Consigne:
Selon l'extrait cité, de qui Gullrönd est-elle la fille ?

Extrait cité:

※

Moi-même, un chef m’a prise, et j’ai, durant six ans,
Sous sa tente de peaux nettoyé sa chaussure.
Vois ! n’ai-je point gardé l’immonde flétrissure
Du fouet de l’esclavage et des liens cuisants ?


Après Herborg le poète islandais fait parler Gullrönd. Elle est fille de Giuki ; elle est donc sœur de Gudrun. C’est elle qui, pour faire verser à la veuve des larmes bienfaisantes, découvre le corps de Sigurd :


Alors parla Gullrönd, fille de Giuki : « Quoique tu saches beaucoup de choses, ô tutrice, tu ne sais pas comment il faut adoucir la douleur d’une jeune épouse. » Et elle fit découvrir le corps du héros.

Elle enleva le linceul qui cachait Sigurd, et posa sa tête sur les genoux de sa femme : « Regarde ton bien-aimé et pose ta bouche sur ses lèvres, et embrasse-le comme tu faisais quand il vivait encore. »

※

(Enregistrements tirés d'un recueil)

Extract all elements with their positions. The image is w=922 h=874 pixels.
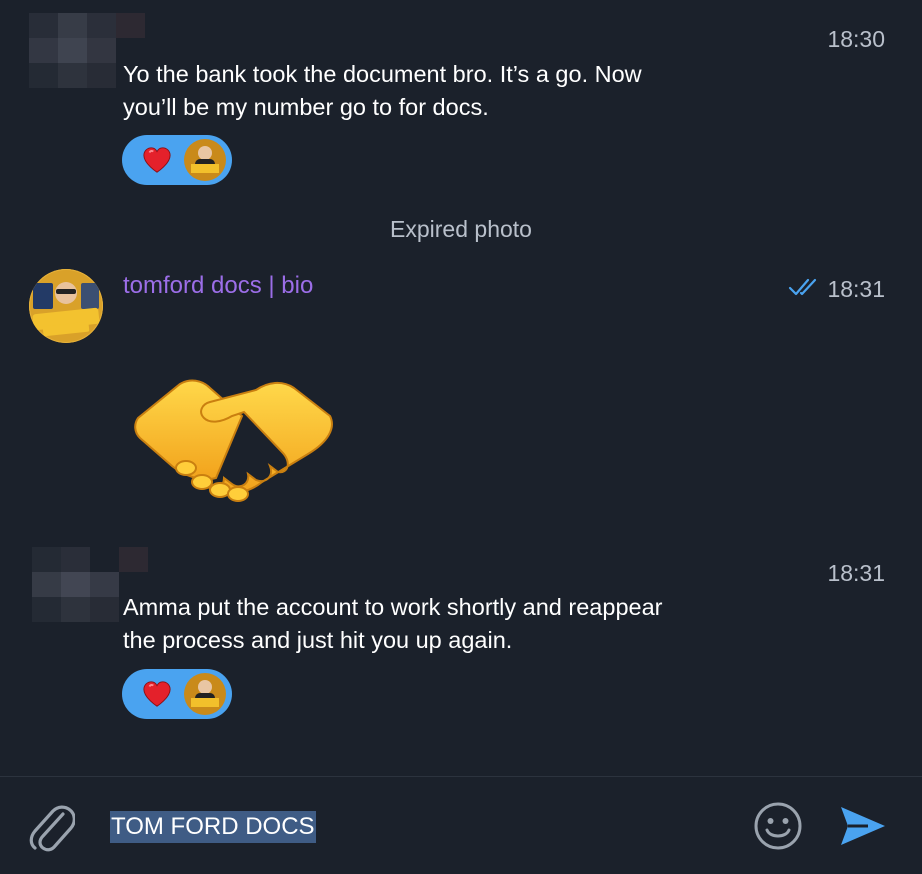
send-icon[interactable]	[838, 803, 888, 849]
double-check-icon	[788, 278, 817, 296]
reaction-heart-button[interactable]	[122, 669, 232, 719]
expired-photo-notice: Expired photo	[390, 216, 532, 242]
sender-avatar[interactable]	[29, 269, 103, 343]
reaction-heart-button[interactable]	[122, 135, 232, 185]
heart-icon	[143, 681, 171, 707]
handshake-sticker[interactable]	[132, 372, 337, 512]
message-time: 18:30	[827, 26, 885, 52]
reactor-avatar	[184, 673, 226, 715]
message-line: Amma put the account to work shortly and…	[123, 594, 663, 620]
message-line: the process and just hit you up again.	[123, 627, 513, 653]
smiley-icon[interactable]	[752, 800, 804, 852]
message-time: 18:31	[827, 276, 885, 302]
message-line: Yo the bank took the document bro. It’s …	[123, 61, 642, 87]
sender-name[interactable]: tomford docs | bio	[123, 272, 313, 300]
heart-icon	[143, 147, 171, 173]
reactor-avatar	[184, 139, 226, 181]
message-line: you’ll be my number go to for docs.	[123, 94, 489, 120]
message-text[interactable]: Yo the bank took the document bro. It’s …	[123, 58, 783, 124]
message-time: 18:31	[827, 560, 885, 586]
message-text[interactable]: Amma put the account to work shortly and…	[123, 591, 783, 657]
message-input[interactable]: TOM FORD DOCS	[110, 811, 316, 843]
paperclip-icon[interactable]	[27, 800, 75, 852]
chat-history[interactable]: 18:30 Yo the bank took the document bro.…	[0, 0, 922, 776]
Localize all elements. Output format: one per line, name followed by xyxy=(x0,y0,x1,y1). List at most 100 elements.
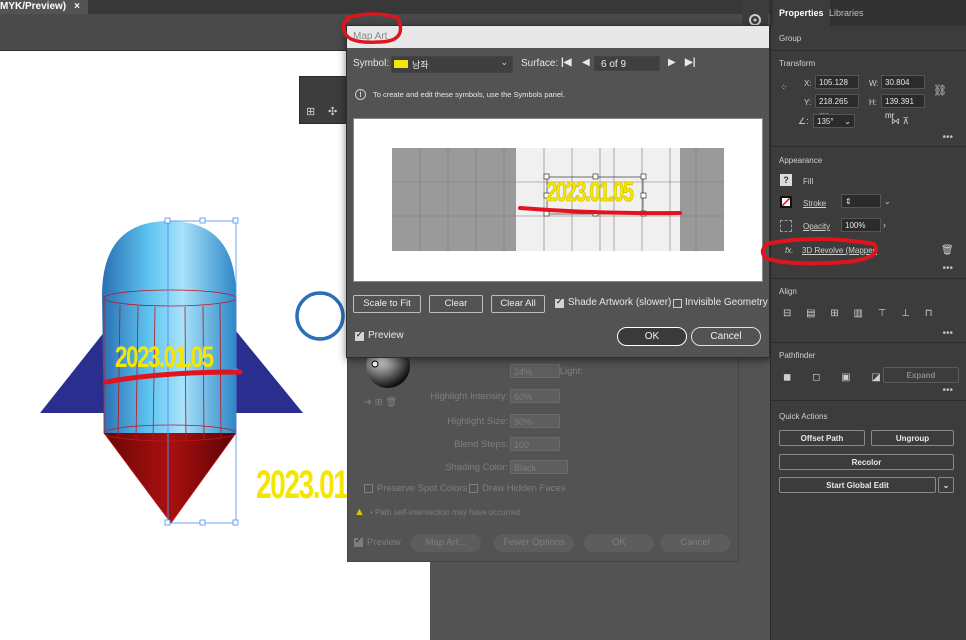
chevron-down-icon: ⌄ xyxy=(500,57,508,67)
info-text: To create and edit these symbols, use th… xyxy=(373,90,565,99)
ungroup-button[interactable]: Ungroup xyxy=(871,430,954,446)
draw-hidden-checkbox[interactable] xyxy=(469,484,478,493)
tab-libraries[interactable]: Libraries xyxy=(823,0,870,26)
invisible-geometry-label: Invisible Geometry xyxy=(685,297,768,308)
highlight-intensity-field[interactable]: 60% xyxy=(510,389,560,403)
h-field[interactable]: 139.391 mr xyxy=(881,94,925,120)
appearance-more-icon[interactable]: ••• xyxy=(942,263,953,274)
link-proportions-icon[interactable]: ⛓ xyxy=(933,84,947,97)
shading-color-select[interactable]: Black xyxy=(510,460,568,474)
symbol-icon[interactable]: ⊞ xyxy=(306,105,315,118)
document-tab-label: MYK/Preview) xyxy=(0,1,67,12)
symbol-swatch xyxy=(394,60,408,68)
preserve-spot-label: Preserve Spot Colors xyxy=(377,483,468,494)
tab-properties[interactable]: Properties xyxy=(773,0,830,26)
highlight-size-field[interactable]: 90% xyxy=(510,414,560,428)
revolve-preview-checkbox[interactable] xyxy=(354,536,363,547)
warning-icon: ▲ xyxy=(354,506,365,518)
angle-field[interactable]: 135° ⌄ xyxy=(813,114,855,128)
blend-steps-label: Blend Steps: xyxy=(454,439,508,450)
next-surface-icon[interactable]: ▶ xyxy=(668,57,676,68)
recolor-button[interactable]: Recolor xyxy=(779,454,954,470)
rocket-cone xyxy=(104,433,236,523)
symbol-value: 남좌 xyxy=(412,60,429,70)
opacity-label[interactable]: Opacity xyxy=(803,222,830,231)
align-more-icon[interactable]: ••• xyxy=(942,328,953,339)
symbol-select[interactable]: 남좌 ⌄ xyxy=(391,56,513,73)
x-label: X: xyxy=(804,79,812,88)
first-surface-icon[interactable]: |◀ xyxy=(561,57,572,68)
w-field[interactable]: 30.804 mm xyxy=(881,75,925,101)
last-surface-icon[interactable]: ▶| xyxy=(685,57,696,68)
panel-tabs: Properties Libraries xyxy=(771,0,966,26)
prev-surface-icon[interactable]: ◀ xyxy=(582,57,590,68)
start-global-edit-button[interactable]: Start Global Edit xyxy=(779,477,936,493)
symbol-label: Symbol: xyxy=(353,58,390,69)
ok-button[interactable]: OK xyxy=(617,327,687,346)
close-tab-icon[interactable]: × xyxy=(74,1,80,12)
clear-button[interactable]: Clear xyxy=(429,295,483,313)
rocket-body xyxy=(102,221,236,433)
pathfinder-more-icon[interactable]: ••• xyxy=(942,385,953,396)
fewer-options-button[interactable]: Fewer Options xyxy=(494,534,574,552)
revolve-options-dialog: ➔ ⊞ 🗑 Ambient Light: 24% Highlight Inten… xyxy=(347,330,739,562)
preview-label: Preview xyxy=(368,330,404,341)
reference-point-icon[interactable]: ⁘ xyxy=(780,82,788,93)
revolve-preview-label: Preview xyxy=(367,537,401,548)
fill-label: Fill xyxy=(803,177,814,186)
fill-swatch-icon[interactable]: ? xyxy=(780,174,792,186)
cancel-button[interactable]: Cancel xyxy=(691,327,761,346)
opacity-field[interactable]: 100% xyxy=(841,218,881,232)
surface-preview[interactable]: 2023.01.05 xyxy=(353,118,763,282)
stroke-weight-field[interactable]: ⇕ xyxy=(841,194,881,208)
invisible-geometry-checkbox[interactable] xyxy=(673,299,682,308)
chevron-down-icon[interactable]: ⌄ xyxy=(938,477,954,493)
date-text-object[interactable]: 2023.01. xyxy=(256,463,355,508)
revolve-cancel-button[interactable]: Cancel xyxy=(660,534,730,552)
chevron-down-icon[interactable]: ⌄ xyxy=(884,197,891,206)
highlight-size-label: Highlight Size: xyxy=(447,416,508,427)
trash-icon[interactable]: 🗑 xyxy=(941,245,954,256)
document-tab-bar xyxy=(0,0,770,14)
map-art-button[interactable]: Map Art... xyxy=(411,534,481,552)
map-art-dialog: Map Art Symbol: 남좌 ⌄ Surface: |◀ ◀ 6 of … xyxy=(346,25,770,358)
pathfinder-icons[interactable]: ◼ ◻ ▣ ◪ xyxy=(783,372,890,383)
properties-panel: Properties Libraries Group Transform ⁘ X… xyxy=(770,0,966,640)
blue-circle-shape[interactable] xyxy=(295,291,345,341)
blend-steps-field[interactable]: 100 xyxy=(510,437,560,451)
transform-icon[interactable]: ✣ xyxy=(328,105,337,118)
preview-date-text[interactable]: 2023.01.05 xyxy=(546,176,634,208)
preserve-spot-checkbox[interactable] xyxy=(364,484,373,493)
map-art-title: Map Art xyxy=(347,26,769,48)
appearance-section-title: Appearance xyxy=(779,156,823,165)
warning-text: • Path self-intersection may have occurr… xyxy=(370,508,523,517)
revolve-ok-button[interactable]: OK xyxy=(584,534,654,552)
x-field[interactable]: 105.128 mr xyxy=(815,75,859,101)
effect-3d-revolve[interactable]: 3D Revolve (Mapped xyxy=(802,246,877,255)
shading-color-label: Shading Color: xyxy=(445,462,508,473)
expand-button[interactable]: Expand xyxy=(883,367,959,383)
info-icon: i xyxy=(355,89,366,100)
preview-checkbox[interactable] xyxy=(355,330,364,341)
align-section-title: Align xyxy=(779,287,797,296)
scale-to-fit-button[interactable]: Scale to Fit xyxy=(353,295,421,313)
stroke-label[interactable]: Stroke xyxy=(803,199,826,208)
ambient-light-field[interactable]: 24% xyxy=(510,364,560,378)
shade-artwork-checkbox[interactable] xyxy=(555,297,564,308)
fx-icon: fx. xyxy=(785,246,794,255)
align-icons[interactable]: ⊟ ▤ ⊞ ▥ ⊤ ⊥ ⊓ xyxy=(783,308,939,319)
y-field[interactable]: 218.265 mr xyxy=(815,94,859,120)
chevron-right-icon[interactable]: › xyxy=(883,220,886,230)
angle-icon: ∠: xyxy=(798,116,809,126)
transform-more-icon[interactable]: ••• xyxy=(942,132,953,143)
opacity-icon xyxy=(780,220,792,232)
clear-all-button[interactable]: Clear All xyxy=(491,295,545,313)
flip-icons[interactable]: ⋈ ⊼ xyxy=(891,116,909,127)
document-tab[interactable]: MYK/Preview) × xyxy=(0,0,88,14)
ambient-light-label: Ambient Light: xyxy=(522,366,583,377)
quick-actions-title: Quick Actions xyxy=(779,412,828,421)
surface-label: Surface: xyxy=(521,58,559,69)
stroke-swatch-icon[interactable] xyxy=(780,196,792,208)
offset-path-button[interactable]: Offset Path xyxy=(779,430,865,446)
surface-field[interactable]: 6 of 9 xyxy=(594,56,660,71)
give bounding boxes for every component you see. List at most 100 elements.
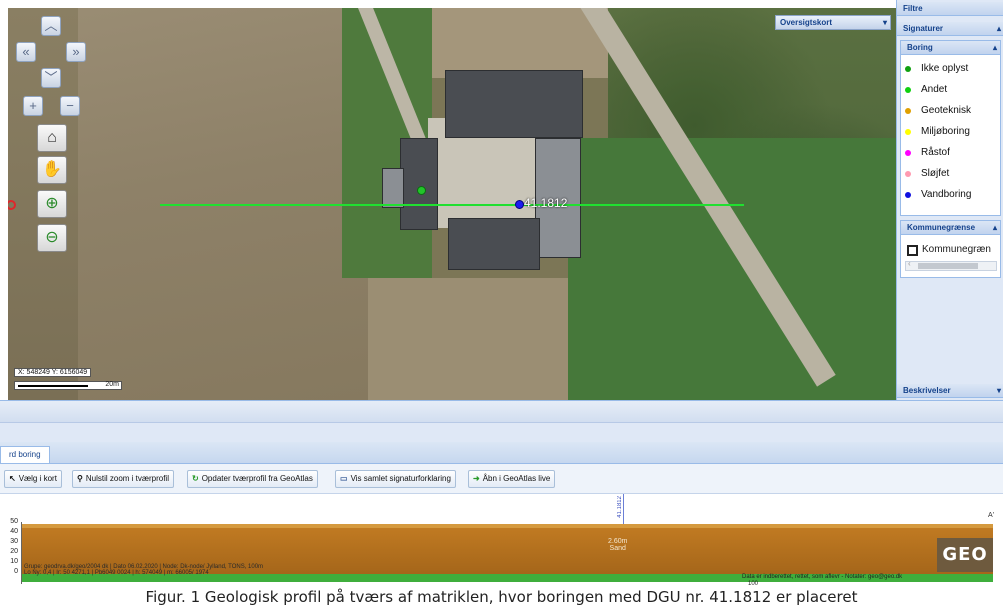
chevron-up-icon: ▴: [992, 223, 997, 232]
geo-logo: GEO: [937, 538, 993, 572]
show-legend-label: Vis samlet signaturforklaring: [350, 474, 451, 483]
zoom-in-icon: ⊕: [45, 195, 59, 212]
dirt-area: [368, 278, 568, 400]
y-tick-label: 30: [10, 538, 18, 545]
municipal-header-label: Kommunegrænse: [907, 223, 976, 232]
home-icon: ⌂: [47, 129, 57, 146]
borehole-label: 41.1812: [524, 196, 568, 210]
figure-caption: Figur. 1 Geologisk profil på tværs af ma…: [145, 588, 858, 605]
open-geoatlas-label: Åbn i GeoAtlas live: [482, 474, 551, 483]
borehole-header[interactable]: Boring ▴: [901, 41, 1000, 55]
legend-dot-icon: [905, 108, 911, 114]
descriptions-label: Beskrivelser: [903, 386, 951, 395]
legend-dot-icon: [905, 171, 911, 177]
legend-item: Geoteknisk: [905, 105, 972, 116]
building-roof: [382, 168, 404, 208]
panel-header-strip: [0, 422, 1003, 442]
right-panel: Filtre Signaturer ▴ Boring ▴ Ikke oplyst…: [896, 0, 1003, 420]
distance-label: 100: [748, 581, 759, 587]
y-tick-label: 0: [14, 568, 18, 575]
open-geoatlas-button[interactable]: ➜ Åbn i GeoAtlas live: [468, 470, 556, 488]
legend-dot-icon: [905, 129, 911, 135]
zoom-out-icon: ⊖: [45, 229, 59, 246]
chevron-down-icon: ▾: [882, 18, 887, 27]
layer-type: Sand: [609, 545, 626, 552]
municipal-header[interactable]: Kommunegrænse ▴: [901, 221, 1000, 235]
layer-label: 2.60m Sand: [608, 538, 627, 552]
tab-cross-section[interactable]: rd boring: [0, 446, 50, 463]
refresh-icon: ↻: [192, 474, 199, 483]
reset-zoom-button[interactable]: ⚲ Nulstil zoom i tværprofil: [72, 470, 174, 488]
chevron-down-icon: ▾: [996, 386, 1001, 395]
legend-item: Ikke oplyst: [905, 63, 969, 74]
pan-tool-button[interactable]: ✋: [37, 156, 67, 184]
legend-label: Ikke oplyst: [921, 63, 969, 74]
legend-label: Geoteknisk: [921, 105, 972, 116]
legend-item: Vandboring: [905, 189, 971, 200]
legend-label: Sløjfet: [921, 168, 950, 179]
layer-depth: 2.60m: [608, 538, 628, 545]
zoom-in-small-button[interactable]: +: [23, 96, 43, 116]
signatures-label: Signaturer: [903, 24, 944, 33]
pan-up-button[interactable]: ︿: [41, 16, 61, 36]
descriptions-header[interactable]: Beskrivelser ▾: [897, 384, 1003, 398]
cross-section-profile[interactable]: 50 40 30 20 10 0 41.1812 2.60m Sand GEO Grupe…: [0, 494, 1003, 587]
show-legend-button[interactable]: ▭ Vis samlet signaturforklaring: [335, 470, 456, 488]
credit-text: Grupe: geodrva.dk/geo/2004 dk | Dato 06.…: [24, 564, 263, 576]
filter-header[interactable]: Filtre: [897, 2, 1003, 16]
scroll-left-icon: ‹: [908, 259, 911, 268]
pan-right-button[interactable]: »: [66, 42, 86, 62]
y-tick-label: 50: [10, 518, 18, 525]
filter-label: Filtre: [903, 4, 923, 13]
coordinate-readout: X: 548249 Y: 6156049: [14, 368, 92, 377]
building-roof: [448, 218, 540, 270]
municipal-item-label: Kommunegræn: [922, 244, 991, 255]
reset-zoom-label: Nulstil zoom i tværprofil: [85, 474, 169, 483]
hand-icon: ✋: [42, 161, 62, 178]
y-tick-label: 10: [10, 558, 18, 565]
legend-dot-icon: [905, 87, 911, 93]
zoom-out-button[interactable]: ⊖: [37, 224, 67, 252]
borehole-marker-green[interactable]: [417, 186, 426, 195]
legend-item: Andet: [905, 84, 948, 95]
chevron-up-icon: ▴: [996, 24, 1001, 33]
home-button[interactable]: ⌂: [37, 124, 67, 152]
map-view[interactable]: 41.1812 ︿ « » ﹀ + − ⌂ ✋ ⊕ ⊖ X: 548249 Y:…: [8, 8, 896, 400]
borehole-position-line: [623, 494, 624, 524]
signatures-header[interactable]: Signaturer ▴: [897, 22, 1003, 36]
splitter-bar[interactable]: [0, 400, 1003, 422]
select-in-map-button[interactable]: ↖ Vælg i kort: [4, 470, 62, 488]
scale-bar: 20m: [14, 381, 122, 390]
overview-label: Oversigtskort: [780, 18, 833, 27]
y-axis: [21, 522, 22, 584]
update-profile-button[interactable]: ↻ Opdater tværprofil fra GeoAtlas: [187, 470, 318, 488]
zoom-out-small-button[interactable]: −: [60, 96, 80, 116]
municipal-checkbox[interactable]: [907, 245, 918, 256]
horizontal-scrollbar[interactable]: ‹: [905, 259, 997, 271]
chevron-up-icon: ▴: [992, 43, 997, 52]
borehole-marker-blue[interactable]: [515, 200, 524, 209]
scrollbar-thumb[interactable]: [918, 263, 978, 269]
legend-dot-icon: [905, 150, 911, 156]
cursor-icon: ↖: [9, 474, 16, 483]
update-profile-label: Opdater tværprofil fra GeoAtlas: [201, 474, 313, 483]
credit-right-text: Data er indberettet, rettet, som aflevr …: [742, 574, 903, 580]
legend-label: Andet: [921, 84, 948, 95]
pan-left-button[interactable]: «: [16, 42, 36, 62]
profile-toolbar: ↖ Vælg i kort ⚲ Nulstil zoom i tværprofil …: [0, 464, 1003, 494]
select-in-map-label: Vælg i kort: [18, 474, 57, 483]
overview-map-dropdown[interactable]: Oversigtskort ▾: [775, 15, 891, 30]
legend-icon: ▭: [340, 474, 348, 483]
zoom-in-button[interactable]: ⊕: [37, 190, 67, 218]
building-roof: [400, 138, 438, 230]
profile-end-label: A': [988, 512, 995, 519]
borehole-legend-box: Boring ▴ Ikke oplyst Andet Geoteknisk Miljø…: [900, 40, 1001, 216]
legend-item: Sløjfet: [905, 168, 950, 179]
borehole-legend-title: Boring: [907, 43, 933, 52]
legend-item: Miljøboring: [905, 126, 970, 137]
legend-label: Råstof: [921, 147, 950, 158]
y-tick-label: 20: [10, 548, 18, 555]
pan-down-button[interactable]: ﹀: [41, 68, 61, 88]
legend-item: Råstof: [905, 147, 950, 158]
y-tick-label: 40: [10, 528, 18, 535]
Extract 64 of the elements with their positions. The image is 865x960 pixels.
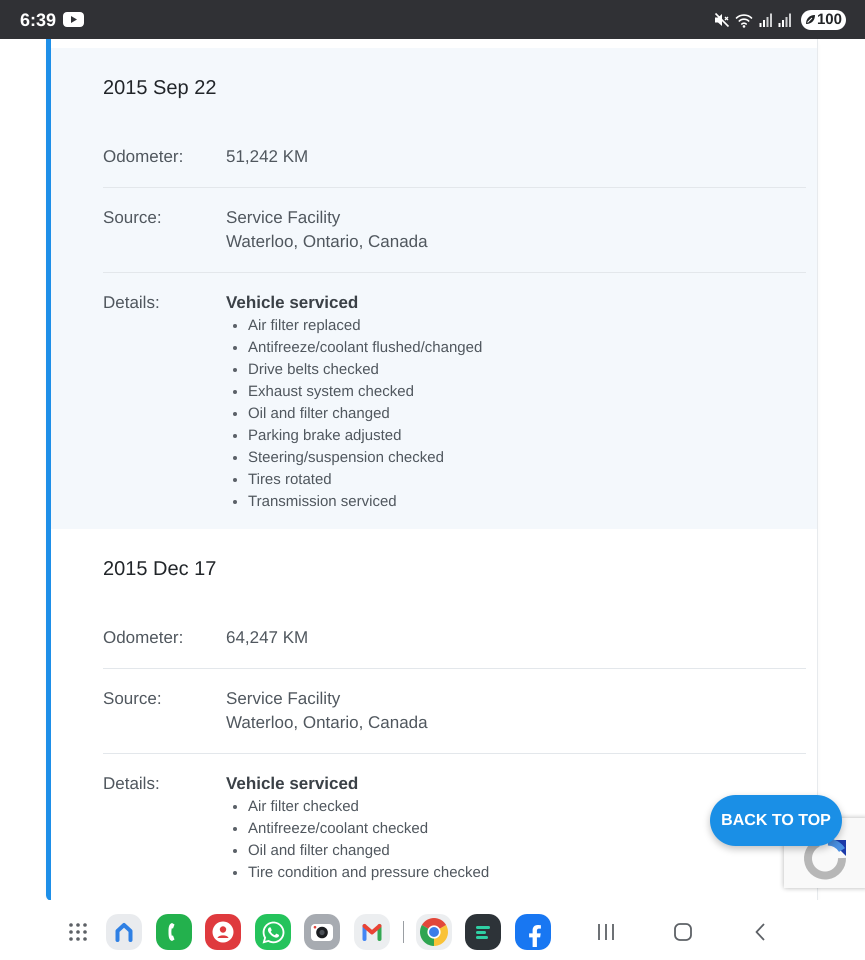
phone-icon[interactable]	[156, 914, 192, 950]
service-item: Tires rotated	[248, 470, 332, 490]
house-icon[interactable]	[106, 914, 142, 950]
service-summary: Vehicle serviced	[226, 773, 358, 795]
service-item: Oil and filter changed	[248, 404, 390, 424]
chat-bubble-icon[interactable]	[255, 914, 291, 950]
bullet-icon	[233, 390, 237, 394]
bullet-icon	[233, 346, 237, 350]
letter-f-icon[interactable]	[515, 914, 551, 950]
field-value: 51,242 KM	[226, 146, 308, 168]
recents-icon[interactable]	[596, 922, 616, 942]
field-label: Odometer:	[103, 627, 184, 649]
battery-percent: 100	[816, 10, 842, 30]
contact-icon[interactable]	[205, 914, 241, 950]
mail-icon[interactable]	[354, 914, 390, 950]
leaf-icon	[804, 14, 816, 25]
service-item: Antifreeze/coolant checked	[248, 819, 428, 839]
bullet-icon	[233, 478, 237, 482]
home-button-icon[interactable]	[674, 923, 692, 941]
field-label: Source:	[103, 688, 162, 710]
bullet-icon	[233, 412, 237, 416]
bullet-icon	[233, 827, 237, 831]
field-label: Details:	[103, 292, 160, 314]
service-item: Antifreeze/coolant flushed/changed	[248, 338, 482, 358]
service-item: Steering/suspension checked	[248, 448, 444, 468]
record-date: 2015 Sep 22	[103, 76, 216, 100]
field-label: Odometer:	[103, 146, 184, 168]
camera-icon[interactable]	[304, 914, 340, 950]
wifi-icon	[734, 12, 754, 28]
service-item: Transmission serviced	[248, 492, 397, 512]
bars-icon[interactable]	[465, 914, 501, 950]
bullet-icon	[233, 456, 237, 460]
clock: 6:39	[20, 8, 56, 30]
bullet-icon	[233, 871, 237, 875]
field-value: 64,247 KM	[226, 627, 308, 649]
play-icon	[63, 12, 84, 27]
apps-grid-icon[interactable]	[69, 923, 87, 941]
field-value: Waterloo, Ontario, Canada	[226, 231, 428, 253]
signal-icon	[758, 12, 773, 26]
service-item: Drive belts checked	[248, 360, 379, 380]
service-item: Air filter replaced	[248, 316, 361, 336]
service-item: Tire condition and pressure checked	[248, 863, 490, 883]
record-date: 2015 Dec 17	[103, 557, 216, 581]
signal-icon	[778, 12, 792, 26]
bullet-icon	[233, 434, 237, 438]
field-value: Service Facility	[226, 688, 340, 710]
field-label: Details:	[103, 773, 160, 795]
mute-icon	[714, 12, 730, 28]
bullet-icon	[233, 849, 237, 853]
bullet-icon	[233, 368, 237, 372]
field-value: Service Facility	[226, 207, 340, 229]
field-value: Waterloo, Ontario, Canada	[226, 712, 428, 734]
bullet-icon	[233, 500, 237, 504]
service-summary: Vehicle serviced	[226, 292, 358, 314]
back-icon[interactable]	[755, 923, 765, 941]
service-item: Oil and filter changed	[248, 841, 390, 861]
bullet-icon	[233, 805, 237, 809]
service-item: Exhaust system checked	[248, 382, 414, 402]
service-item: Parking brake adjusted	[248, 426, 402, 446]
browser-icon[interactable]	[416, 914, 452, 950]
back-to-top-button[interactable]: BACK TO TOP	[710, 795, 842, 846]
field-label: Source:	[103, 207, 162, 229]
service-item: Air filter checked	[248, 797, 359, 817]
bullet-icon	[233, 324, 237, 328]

※

Réponse attendue:
Gullrönd est la fille de Giuki.